◆ WRITTEN EXERCISE ◆
List all lines of the data that include the string "when".

Data extracted from a collection

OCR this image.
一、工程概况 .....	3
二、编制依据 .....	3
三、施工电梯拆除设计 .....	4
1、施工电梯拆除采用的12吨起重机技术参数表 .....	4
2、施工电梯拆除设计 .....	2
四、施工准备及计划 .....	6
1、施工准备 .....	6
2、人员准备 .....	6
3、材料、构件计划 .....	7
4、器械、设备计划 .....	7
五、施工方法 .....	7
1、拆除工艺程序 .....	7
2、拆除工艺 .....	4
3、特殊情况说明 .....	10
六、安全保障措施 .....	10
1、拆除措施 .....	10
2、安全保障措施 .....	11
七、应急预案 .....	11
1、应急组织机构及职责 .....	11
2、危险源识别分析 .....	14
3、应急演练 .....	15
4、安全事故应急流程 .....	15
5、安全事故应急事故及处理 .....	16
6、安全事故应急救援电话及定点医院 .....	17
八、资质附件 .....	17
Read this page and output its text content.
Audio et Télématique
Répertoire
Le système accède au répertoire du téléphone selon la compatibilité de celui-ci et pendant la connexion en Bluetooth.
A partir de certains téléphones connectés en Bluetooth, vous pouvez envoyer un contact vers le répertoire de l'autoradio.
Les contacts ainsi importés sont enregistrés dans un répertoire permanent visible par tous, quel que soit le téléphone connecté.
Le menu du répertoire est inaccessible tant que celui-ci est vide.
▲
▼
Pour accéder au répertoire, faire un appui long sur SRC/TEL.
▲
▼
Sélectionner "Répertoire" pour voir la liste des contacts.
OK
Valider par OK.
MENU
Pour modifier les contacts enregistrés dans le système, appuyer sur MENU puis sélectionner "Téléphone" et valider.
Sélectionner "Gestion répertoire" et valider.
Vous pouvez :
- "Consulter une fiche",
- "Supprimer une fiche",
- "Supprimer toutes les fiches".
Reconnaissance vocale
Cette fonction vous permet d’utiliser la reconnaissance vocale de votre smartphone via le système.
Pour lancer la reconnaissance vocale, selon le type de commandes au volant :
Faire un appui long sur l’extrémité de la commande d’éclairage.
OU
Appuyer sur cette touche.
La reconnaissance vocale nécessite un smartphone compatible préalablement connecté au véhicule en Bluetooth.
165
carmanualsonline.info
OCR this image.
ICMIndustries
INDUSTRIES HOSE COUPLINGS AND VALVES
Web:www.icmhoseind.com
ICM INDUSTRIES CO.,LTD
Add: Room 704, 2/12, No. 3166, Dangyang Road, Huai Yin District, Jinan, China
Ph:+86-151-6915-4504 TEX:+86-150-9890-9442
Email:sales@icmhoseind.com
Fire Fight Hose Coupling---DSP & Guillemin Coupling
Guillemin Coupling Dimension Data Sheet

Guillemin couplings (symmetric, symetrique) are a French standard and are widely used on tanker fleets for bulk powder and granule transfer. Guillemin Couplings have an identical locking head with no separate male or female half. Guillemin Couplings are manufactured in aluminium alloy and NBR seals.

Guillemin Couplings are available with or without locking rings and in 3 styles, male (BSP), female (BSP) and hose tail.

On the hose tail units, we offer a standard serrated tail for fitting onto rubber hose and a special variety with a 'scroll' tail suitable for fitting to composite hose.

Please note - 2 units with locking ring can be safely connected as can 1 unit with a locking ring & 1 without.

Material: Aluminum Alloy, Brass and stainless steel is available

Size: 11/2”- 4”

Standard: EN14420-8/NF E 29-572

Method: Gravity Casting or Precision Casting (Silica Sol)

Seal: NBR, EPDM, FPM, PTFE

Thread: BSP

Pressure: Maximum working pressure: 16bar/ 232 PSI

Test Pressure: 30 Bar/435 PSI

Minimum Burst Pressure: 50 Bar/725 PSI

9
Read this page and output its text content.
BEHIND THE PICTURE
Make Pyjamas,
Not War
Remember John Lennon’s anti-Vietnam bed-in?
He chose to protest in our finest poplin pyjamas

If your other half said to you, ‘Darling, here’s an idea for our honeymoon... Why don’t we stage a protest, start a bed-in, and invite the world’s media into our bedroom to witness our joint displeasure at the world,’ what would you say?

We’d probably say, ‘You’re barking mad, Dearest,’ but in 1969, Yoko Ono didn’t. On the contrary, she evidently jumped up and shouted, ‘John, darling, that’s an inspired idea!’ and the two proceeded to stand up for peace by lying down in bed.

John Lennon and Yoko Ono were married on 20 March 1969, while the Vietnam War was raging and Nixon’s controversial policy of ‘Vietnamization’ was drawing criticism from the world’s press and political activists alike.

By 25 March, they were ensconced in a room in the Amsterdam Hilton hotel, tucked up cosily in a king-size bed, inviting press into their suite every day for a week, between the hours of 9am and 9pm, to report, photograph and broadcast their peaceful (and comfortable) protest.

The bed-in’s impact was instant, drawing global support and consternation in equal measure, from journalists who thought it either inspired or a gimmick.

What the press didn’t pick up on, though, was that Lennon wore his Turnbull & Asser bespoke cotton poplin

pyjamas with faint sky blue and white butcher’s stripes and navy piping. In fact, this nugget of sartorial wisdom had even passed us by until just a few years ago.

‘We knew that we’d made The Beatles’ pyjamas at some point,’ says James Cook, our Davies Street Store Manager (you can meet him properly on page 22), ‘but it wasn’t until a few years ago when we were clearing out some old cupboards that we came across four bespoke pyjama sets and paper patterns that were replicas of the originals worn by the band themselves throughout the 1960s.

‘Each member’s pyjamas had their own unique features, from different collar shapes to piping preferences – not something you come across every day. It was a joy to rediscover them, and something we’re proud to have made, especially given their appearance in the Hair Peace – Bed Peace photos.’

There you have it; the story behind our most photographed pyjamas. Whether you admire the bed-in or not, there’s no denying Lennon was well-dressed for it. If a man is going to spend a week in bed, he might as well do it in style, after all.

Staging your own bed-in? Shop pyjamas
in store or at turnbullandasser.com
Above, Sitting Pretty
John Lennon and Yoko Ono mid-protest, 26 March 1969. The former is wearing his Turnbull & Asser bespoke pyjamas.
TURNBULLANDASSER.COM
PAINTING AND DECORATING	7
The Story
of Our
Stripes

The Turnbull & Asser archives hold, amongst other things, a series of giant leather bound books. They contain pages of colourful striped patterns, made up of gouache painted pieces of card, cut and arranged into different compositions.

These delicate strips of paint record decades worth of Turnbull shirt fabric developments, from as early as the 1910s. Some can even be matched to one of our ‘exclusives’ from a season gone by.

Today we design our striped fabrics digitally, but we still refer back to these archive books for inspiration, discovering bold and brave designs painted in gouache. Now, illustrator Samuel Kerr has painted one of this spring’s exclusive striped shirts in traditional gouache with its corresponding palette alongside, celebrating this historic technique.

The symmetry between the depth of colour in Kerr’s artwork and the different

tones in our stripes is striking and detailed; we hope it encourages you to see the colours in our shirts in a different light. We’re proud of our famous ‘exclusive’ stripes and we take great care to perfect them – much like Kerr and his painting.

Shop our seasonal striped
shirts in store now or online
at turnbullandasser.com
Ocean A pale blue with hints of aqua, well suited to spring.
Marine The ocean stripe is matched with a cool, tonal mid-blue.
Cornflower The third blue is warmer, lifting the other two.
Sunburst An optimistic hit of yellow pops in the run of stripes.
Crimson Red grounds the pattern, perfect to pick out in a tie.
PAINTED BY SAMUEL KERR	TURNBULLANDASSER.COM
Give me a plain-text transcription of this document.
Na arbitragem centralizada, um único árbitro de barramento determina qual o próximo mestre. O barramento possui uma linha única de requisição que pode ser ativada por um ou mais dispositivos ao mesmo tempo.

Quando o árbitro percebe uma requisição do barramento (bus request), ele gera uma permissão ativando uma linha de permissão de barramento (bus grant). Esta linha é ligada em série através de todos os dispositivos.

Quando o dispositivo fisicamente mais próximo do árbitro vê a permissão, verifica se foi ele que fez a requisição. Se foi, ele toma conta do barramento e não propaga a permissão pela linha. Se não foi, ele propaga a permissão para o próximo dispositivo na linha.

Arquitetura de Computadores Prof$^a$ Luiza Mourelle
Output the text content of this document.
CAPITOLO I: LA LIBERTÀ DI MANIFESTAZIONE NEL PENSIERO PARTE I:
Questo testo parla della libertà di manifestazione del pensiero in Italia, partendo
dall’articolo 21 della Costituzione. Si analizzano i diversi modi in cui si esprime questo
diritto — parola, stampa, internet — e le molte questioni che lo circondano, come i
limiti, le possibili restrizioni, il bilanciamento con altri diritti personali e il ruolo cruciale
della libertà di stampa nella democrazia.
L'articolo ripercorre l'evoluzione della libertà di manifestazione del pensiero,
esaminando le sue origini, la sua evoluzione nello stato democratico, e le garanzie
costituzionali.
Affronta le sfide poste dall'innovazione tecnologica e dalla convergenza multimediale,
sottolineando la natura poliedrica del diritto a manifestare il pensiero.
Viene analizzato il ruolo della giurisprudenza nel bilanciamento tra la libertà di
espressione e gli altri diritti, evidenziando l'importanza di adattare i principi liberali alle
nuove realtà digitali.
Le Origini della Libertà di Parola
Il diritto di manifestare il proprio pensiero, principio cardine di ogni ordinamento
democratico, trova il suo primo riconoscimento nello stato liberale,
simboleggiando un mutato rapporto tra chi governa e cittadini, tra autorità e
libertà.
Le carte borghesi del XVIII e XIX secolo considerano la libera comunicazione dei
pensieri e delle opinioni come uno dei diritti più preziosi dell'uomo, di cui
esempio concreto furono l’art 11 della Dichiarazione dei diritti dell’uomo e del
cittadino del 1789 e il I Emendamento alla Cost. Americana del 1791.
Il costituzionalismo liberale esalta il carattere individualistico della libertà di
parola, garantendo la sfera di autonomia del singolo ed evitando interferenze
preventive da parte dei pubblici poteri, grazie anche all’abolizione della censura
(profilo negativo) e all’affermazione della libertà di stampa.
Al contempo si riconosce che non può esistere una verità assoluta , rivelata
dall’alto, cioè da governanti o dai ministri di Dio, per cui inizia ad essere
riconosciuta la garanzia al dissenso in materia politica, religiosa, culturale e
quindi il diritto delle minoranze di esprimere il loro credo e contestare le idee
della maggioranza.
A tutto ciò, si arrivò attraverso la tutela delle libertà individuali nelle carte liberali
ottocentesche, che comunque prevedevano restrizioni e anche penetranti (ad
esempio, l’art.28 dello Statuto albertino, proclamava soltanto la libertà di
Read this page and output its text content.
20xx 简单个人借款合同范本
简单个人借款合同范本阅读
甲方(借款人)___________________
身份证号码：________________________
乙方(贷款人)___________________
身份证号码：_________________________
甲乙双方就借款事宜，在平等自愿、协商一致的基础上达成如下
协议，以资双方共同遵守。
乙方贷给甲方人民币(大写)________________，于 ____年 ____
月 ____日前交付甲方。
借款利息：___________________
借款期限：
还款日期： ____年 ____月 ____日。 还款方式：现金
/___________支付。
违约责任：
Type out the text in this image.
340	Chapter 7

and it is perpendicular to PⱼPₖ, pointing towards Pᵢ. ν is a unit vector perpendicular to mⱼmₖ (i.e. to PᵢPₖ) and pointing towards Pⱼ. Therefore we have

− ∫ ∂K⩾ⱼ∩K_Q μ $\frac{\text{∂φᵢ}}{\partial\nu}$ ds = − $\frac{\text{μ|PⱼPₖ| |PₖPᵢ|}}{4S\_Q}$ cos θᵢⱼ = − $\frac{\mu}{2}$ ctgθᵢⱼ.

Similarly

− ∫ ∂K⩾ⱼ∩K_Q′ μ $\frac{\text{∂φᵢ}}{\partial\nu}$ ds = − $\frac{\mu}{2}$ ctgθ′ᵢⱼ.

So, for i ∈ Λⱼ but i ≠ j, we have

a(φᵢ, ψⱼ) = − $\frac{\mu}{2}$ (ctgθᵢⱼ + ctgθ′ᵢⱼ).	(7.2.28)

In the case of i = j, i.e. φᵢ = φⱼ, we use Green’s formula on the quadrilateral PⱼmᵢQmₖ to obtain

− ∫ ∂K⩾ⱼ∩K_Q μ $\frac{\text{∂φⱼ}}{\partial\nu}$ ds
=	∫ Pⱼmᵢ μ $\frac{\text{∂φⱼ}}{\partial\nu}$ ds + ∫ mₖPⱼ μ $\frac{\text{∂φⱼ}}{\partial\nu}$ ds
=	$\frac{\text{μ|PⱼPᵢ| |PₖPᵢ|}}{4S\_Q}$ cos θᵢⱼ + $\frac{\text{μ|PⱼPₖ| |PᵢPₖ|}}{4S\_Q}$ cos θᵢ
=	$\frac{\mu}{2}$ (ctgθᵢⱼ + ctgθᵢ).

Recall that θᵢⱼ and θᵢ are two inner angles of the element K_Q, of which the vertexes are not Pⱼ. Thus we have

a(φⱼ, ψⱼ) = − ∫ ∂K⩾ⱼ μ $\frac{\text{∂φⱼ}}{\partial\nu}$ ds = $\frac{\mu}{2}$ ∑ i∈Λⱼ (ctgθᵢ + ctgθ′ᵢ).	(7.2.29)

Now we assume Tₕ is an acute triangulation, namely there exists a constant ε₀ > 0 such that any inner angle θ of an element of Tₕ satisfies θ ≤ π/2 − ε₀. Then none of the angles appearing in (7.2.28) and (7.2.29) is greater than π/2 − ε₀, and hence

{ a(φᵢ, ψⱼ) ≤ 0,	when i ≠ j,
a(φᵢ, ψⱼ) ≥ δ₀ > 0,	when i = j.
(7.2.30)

◆ ANSWER TO THE EXERCISE ◆
‘We knew that we’d made The Beatles’ pyjamas at some point,’ says James Cook, our Davies Street Store Manager (you can meet him properly on page 22), ‘but it wasn’t until a few years ago when we were clearing out some old cupboards that we came across four bespoke pyjama sets and paper patterns that were replicas of the originals worn by the band themselves throughout the 1960s.
{ a(φᵢ, ψⱼ) ≤ 0,	when i ≠ j,
a(φᵢ, ψⱼ) ≥ δ₀ > 0,	when i = j.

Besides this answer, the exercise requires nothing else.